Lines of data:
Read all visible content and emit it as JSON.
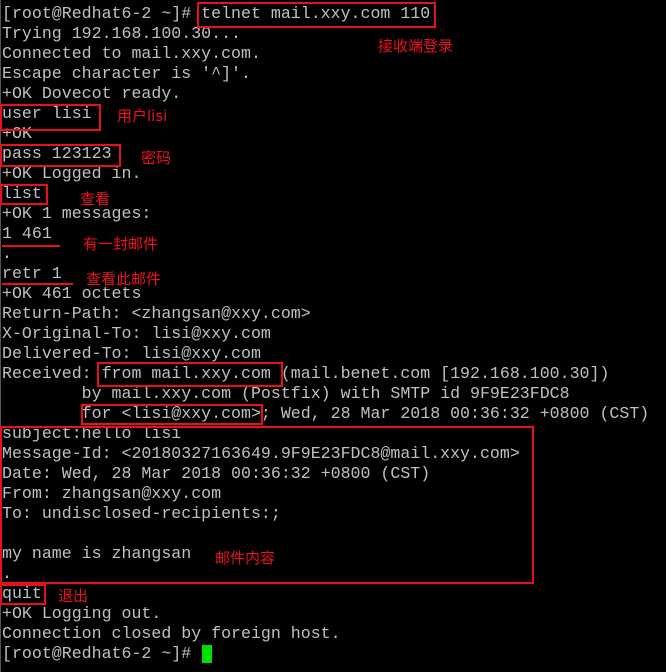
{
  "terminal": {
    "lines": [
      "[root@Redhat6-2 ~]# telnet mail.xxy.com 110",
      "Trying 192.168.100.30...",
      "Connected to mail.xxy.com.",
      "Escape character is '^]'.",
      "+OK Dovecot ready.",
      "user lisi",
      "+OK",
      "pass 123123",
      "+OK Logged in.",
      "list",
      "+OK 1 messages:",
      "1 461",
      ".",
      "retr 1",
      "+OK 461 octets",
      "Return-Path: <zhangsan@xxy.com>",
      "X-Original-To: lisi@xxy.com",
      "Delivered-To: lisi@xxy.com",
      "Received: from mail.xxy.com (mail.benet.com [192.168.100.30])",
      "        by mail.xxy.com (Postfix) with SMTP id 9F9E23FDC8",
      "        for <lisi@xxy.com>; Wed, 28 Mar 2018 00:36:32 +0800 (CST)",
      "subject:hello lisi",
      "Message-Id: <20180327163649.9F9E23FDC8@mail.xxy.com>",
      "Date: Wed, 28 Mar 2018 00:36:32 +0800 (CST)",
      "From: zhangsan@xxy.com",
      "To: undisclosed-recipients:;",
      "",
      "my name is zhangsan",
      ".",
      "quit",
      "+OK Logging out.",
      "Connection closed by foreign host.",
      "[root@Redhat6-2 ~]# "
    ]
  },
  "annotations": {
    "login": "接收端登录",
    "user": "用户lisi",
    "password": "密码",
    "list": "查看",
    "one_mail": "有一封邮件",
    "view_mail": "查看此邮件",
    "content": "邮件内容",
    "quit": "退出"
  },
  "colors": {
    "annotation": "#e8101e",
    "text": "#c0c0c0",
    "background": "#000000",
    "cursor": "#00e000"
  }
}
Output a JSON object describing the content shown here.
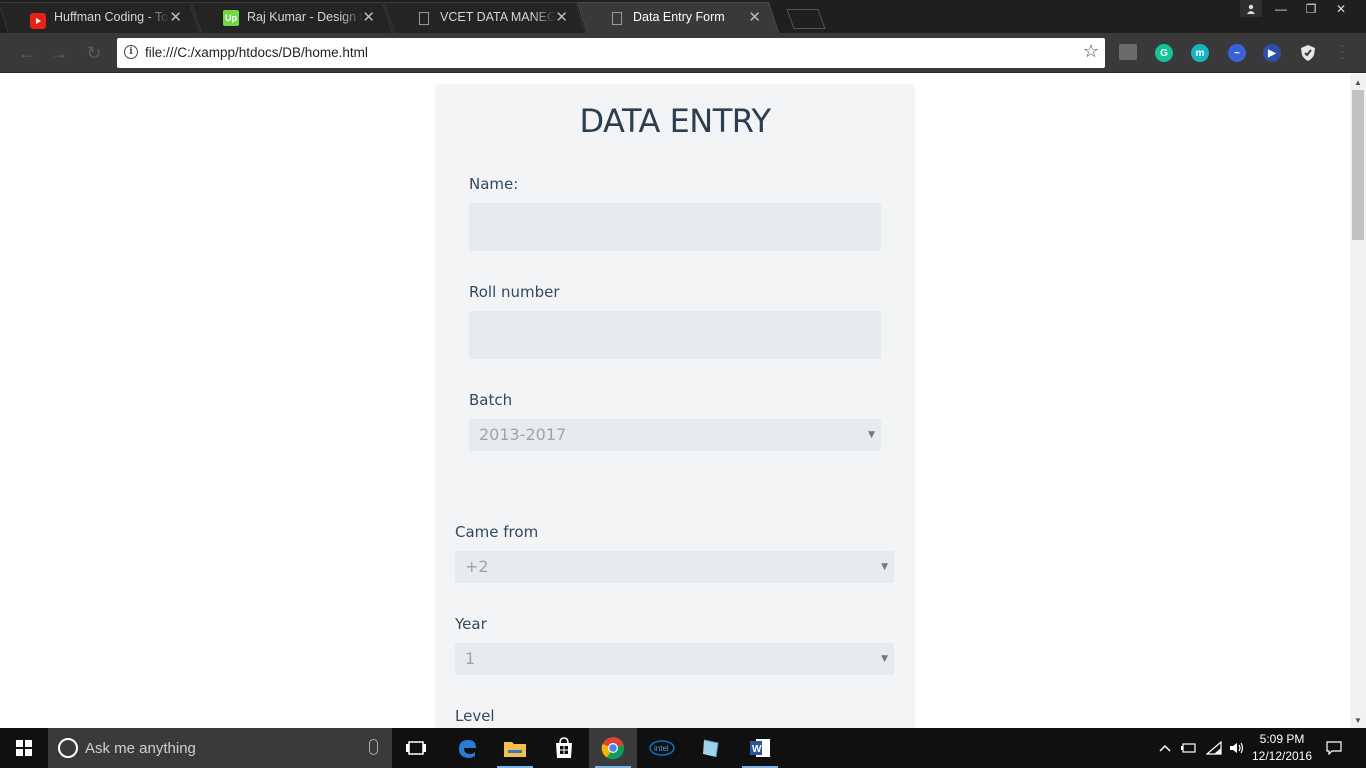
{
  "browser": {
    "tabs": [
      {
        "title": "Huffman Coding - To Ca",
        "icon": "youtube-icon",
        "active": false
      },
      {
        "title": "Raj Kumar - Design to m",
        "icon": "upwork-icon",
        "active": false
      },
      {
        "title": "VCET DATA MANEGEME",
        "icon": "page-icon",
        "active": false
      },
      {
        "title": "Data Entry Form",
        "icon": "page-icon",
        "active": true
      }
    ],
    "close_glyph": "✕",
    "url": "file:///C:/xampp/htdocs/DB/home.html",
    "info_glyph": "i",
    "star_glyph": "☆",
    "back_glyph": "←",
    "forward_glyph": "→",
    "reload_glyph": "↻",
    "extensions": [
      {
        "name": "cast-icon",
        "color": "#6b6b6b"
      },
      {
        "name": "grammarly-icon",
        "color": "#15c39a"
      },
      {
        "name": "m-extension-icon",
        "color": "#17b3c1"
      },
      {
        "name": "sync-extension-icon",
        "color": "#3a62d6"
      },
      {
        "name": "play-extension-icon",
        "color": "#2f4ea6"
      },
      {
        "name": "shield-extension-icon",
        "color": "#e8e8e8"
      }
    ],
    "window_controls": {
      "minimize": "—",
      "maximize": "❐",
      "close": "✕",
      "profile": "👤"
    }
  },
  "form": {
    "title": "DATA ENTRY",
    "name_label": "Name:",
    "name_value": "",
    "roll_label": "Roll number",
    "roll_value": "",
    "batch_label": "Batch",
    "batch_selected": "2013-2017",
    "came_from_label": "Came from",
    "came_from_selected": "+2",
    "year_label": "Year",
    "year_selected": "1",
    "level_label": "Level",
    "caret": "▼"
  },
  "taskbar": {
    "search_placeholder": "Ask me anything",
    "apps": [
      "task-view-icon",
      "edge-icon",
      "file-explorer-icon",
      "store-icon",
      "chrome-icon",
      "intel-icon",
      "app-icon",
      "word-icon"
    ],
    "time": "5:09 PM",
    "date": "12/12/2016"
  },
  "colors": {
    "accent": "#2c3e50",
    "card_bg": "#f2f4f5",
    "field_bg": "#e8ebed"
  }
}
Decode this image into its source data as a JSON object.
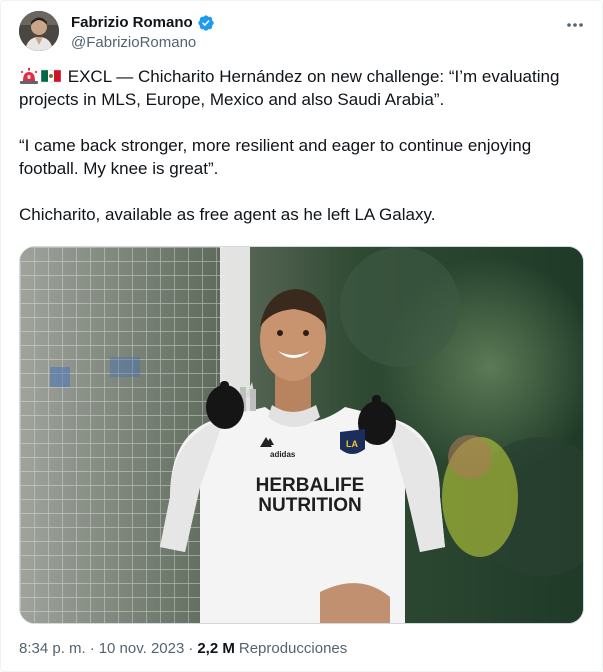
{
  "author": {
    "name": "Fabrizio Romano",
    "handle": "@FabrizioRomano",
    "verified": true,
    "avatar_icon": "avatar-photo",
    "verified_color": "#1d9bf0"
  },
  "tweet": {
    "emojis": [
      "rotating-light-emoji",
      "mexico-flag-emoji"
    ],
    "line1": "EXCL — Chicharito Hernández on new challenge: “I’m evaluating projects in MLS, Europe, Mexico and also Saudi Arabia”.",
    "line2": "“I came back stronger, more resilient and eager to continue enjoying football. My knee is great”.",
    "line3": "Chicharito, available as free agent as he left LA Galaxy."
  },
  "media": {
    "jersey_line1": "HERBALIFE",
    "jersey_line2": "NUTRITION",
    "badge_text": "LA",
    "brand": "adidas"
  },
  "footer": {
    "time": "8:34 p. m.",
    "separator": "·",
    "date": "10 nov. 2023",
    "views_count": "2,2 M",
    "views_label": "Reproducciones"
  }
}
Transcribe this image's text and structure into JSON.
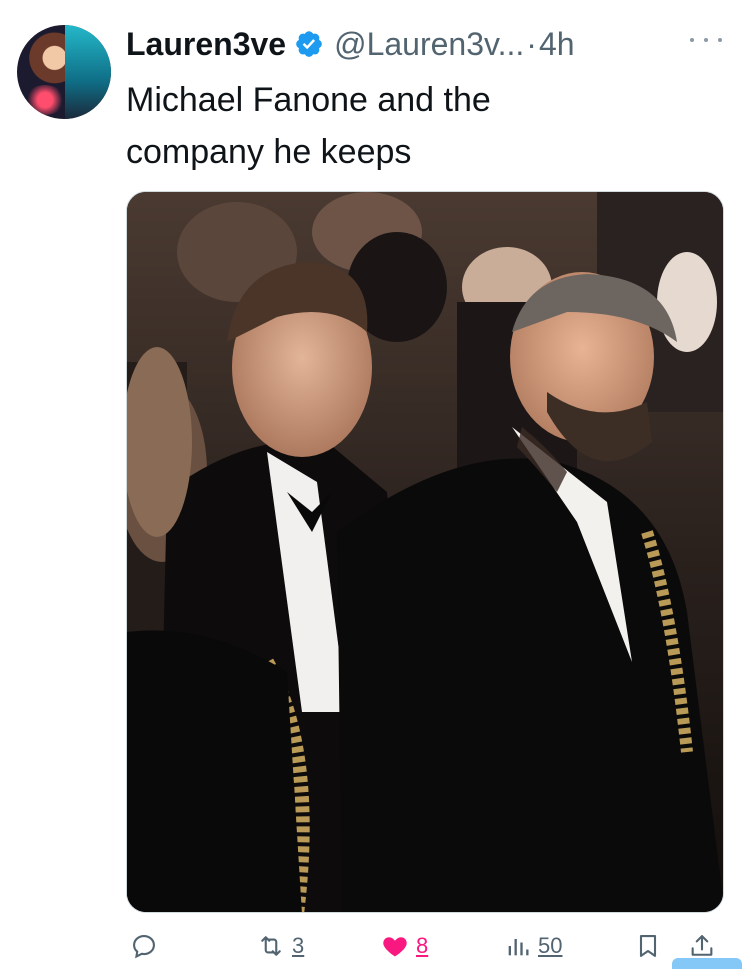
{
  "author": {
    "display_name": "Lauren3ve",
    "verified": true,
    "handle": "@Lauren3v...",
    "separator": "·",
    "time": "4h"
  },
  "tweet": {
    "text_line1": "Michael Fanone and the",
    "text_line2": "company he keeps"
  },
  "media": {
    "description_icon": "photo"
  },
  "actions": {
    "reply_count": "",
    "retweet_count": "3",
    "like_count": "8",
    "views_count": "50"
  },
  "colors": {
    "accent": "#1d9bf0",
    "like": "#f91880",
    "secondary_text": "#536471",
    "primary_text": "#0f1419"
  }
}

Problem statement: Emit the lines of the data above from the one containing "Transcribe this image's" through its final line, both endpoints included. Pictures do not belong in the output.

Full solution:
Transcribe this image's text and structure into JSON.
{
  "author": {
    "display_name": "Lauren3ve",
    "verified": true,
    "handle": "@Lauren3v...",
    "separator": "·",
    "time": "4h"
  },
  "tweet": {
    "text_line1": "Michael Fanone and the",
    "text_line2": "company he keeps"
  },
  "media": {
    "description_icon": "photo"
  },
  "actions": {
    "reply_count": "",
    "retweet_count": "3",
    "like_count": "8",
    "views_count": "50"
  },
  "colors": {
    "accent": "#1d9bf0",
    "like": "#f91880",
    "secondary_text": "#536471",
    "primary_text": "#0f1419"
  }
}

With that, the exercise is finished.